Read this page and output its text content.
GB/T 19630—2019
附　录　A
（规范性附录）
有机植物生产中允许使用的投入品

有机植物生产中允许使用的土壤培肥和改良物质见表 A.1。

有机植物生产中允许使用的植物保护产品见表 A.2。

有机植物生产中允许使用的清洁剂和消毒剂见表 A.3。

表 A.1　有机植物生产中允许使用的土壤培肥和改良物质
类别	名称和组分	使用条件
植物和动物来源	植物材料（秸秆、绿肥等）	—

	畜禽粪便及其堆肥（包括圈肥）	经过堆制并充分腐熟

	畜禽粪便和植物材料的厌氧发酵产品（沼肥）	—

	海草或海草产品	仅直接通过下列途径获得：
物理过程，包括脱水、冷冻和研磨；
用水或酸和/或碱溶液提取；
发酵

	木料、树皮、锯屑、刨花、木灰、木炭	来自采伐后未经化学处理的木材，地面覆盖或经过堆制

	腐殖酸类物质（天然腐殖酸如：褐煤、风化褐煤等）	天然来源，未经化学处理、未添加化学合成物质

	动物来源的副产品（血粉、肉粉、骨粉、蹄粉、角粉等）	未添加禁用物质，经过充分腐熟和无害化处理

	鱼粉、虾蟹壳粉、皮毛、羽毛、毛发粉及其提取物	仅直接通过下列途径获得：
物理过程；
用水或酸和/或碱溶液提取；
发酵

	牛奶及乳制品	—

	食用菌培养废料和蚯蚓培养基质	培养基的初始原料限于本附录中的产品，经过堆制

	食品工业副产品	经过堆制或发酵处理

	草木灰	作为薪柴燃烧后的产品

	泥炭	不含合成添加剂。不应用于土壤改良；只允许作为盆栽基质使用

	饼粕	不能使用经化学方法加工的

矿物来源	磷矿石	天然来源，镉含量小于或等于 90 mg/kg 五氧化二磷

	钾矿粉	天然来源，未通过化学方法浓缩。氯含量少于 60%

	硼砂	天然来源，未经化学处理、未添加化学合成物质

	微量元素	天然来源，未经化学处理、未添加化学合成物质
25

===

» **TASK DIRECTIONS**: Copy out each line in the listing that has the word "未添加化学合成物质".

» **SOLUTION TO THIS PROBLEM**:
	腐殖酸类物质（天然腐殖酸如：褐煤、风化褐煤等）	天然来源，未经化学处理、未添加化学合成物质
	硼砂	天然来源，未经化学处理、未添加化学合成物质
	微量元素	天然来源，未经化学处理、未添加化学合成物质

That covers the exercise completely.